▶ _OBJECTIVE_:
Give the count of lines that include the string "model". Add nothing to it.

▶ _RAW RECORDS_:

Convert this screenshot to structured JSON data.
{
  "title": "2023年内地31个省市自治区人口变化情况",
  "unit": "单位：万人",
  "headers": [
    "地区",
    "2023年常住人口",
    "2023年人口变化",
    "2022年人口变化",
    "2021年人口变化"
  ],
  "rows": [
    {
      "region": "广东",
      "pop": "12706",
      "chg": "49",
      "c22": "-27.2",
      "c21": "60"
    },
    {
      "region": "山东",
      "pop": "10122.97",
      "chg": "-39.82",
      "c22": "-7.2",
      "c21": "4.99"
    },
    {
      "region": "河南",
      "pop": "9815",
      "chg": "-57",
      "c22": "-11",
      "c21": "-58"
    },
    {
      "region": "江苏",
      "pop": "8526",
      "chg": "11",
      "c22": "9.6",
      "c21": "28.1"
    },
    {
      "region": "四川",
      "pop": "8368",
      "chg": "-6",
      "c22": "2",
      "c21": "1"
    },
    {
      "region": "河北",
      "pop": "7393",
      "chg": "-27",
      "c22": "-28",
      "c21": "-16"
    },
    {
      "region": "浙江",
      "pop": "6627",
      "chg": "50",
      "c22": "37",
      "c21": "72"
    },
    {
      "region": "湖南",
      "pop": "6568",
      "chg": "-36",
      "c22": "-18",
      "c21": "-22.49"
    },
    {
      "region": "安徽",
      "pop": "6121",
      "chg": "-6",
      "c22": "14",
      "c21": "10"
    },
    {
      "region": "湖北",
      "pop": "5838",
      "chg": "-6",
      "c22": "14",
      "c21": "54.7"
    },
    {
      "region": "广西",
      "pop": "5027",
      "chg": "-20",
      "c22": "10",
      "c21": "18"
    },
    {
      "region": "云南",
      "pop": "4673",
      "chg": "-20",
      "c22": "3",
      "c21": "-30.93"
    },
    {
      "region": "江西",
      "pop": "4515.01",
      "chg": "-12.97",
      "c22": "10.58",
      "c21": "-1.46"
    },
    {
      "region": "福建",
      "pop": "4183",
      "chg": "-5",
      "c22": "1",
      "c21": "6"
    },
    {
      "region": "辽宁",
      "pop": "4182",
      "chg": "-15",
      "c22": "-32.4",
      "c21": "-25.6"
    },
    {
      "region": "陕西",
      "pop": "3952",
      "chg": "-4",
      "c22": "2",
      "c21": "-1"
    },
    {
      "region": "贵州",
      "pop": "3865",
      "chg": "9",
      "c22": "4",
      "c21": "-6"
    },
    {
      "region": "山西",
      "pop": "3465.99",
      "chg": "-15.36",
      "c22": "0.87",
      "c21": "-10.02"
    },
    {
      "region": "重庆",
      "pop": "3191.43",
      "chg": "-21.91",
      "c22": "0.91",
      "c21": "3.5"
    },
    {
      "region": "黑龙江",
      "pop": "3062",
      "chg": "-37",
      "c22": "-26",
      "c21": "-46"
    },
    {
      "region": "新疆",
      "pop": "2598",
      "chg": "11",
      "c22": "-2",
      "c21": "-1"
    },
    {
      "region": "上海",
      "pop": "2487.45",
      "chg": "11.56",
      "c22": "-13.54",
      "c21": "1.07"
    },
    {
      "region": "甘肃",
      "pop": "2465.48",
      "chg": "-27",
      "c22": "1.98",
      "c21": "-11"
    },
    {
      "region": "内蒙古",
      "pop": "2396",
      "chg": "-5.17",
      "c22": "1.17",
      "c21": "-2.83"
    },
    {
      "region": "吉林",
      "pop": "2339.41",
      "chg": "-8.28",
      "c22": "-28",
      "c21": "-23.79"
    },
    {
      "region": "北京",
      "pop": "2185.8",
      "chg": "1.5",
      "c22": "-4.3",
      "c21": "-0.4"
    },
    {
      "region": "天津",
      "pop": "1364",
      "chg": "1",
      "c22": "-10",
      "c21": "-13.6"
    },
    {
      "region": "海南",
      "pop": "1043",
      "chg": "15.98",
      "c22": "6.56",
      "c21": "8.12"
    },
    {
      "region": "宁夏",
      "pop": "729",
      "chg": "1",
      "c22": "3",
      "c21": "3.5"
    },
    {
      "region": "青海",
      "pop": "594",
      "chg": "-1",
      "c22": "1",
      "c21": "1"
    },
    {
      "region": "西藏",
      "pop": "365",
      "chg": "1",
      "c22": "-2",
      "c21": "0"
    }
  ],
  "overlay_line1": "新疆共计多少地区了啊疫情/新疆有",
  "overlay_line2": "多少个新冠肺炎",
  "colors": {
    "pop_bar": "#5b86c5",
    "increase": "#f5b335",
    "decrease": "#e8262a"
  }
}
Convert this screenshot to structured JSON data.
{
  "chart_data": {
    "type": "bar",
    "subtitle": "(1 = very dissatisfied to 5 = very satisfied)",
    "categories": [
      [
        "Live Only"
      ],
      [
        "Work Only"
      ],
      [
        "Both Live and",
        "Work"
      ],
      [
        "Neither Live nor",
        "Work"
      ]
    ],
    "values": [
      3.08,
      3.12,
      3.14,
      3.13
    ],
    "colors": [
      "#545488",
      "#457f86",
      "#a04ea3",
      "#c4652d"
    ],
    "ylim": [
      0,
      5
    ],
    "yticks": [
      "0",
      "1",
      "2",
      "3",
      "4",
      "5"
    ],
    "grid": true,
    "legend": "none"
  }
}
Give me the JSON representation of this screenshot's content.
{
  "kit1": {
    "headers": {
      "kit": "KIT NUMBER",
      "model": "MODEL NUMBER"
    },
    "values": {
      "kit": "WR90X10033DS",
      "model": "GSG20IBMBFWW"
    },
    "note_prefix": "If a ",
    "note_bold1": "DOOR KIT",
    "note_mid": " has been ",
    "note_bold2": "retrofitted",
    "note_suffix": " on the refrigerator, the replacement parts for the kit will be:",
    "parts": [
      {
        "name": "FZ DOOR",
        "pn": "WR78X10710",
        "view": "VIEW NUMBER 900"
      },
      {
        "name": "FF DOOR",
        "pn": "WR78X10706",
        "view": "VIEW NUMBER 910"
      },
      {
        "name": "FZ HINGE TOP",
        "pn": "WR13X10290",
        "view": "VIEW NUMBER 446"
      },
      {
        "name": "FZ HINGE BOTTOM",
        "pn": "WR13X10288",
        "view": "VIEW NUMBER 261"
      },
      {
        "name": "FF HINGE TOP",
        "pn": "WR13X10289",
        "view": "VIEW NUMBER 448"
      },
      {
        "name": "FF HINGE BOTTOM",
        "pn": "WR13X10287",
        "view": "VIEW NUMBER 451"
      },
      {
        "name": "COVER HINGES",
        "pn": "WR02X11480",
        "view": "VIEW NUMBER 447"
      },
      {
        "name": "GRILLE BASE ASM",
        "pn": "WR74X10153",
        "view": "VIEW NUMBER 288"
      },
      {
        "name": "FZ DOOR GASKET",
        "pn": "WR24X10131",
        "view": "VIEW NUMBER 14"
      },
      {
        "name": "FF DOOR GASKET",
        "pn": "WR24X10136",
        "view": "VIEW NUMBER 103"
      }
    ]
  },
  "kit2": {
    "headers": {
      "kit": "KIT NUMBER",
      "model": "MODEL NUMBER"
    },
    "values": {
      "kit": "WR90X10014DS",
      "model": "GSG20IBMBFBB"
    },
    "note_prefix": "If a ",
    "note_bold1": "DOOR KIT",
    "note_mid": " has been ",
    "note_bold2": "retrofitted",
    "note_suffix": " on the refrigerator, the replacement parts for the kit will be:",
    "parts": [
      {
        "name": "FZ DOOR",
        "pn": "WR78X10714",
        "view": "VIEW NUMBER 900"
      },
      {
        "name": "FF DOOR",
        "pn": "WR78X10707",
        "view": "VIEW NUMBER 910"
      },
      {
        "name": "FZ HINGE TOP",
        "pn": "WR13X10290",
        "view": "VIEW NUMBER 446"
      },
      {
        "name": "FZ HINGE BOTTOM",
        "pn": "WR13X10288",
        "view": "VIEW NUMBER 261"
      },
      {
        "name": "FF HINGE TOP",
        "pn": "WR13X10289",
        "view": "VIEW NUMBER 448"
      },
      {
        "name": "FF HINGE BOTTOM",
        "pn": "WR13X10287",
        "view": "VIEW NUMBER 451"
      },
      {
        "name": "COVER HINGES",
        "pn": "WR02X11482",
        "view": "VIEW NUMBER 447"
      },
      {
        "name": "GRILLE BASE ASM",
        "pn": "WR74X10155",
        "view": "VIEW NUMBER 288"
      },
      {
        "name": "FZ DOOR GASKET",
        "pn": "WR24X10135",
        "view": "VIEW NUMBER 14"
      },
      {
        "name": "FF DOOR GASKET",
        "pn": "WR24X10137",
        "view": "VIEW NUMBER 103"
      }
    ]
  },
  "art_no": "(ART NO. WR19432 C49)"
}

▶ _RESULT OF THE TASK_:
4